* DOCUMENT EXTRACT

..........

View Single Post
Old 13th June 2010, 03:39 AM   #16
A. G. Maisey
Member
 
Join Date: May 2006
Posts: 6,697
Default

Thank you very much for your response Graham.

You are the most knowledgeable person likely to respond to this question, so I won't delay my response.However, I will make this comment:- your experience is filling in the gaps that cannot be seen in the images --- I do exactly the same thing:- I see things that are not there in the image, because I instinctively know they are there in the object. Somebody lacking our level of experience does not have this advantage.

As would be expected, some of it you've got right, but some of it you're a bit off track with.

This reinforces the point I was trying to make:- images are not good enough to learn from. Yes, they can help, but you need the hands-on experience.

Here is what these pamors are:-

A--- the contrasting material in this is pure nickel, the iron is very hot short tyre . It started as very large pieces of tyre that were not washed at all, and the nickel was welded straight in, it then went through the washing process until it did not throw off sparks, plus a couple of extra welds --- this material was absolutely clean and tight when the core was welded in --- but the nickel had run up into the cracks caused by the hotshortness of the iron. This pamor material was doubled and welded in excess of 12 times.Following completion, this blade was soaked in an erosive medium to give an aged look to the surface.

..........

* LISTED ENTRIES
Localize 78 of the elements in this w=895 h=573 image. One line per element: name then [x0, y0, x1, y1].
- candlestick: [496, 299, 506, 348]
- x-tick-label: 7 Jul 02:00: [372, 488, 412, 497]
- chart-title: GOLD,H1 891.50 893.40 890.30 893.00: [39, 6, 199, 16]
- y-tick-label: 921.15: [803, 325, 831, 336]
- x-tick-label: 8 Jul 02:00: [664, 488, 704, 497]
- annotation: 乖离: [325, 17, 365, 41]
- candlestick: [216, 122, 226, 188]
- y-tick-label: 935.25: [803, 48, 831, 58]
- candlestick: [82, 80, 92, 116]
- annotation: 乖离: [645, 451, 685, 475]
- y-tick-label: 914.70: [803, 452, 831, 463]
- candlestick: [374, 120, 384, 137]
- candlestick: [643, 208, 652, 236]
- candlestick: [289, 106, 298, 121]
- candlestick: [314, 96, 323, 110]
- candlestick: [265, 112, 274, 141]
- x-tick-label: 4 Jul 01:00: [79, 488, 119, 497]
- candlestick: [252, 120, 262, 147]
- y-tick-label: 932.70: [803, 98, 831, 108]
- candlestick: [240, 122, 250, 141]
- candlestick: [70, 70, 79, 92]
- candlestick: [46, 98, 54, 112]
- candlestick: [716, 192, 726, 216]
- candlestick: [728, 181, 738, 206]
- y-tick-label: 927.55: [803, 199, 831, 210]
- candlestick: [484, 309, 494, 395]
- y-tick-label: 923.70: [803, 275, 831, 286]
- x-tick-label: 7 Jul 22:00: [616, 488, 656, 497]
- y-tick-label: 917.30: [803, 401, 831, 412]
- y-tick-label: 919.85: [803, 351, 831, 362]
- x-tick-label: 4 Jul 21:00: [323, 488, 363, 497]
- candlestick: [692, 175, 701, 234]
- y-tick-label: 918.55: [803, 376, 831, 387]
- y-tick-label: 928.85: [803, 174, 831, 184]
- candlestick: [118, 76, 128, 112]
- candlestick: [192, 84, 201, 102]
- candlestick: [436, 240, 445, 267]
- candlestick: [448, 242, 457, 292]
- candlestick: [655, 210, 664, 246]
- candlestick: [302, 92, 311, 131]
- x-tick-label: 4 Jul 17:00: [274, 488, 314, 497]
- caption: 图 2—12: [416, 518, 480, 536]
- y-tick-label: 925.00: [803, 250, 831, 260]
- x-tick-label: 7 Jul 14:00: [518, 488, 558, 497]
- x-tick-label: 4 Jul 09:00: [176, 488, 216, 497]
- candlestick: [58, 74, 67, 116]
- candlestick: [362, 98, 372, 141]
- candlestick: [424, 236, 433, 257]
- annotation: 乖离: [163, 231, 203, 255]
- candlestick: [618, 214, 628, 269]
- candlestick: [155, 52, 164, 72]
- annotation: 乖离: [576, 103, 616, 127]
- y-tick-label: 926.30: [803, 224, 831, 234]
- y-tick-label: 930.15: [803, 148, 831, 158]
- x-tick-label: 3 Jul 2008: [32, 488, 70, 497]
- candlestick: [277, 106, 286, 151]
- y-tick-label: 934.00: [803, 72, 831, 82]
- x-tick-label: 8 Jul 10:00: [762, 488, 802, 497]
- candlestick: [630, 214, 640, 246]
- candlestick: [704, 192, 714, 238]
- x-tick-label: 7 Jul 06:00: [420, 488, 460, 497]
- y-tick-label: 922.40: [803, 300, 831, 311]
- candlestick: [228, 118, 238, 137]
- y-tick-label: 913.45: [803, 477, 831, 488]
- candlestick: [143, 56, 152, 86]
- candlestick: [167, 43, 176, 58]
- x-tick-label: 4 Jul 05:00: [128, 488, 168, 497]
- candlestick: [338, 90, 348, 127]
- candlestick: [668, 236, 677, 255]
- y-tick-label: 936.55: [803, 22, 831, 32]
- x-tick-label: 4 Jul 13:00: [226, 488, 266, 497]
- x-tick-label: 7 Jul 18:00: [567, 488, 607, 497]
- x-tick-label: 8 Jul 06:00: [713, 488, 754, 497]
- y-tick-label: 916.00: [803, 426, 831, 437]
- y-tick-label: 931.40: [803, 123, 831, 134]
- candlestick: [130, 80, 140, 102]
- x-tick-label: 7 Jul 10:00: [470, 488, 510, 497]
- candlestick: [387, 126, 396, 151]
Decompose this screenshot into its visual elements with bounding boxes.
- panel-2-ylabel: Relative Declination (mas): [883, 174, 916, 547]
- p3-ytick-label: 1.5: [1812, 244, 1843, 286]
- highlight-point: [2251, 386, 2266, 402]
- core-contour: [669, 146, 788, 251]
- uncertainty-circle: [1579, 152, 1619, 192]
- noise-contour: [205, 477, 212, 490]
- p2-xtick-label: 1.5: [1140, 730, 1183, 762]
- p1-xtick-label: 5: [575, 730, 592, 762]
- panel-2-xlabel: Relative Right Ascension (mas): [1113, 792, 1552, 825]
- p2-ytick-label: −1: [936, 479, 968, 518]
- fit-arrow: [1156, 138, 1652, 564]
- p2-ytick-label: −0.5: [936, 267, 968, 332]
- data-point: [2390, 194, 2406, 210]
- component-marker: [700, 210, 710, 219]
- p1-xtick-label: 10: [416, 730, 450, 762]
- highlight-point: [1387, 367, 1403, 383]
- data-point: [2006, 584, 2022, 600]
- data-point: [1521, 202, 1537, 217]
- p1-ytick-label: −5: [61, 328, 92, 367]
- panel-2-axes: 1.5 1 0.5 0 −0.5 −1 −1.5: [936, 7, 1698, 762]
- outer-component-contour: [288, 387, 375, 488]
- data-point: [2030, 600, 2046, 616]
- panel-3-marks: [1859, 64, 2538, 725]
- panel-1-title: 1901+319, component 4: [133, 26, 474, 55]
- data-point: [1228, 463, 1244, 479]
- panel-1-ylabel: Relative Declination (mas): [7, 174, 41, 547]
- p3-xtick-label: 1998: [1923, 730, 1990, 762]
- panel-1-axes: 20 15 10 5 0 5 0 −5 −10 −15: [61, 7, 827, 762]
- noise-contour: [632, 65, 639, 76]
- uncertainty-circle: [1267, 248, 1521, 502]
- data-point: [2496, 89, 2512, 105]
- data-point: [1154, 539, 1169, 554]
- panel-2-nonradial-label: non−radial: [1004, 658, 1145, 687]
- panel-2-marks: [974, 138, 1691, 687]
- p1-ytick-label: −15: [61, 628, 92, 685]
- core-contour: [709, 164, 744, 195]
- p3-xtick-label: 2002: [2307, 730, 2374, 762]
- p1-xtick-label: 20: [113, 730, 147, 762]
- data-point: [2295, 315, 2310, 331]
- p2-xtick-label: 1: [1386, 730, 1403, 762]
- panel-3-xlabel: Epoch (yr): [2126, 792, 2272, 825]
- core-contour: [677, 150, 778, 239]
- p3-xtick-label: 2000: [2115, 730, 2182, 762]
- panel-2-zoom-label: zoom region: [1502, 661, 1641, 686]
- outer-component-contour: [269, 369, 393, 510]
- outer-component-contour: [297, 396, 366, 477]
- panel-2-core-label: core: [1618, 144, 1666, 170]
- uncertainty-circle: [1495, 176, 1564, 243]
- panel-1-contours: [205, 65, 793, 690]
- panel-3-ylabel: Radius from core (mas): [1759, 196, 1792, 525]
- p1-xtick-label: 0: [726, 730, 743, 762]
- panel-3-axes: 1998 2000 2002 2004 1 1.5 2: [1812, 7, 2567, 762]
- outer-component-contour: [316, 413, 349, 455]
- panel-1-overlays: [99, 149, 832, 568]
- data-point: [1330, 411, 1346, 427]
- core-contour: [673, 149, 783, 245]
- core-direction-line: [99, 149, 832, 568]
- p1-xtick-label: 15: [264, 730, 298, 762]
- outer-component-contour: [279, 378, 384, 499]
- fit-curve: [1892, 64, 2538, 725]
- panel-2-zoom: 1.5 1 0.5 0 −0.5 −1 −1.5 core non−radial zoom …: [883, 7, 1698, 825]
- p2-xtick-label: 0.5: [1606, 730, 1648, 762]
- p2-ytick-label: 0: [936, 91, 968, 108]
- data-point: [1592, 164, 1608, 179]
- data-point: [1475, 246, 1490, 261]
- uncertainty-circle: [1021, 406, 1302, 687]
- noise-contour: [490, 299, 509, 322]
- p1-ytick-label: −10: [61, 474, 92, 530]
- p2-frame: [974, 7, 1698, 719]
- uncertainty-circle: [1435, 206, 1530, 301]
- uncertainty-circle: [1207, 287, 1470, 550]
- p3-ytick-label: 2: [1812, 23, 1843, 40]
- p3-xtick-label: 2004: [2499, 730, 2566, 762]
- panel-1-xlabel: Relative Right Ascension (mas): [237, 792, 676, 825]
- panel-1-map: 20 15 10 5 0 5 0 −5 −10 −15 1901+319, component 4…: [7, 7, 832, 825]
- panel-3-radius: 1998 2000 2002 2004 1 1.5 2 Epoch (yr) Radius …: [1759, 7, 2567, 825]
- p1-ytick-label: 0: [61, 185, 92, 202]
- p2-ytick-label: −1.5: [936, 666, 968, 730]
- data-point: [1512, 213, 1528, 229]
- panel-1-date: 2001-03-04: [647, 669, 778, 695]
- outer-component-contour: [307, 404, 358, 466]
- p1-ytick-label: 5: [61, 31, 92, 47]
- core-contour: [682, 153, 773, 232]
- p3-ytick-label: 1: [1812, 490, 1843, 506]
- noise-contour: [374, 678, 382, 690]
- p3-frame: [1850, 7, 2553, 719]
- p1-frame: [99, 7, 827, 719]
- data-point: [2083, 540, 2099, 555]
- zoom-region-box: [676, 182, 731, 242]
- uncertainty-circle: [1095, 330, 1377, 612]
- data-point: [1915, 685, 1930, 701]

..........

* WORK TASK
Continue the forum post about pamor materials above, picking up after its account of pamor A.

* TASK OUTPUT
B--- yes, meteoritic. The meteor was from Arizona and was many small pieces; I welded these many small pieces into one solid , clean lump, this was then combined with iron that came from an old bridge, and that combination of meteoritic material and old iron formed the pamor. This blade was soaked in an erosive medium.

C--- yes, mild and nickel. The mild was bought as second hand material in Solo, and my memory of it is that it was from some sort of old, heavy strapping. It was not washed at all.Yes, mlumah.This blade was not soaked in an erosive medium but was washed heavily with lime juice.

D--- the material used in this blade is exactly the same as the material used in "C", again, not washed at all, however, it is not mlumah, it is miring. It started life as lawe setukal, but did not survive the forging, so the grains realigned and it looks like mlumah.This blade was not exposed to any erosive medium at all, it was only stained.

E--- the contrasting material in this is an iron/nickel alloy; I have forgotten the analysis of the alloy; it was something used in the factory where my son was working at the time; the iron is high quality carriage strapping, it is wrought iron, and it was washed heavily, ie, more than 7 times folded and welded. The orientation is miring. This blade was given a light wash with hydrochloric acid.

I have two other blades that have material judged to be meteoritic material according to Javanese standards. "B" above, and the other two blades all look different, one from the other.

I have had blades with pamor that was judged to have been made from Dutch coins. This pamor looks exactly like meteoritic pamor in respect of colour, disregard the texture in example "B", because that is the product surface manipulation and etching. But the difference between the Dutch coin pamor and the meteoritic pamor is that the coin pamor is smooth and greasy to the touch, the meteoritic pamor is "prickly" to the touch.

I have in my possession and have seen pamors made from bicycle spokes, motorbike exhausts, bicycle rims --- and various other materials. All these oddly assorted materials can look like one or another of the old traditional materials of high phosphoric iron, or coins, or pamor luwu, or meteorite.

I've been misled by a first impression many times, and that's with the blade in my hand.

Images on a computer screen, or even in hard copy, are just not good enough.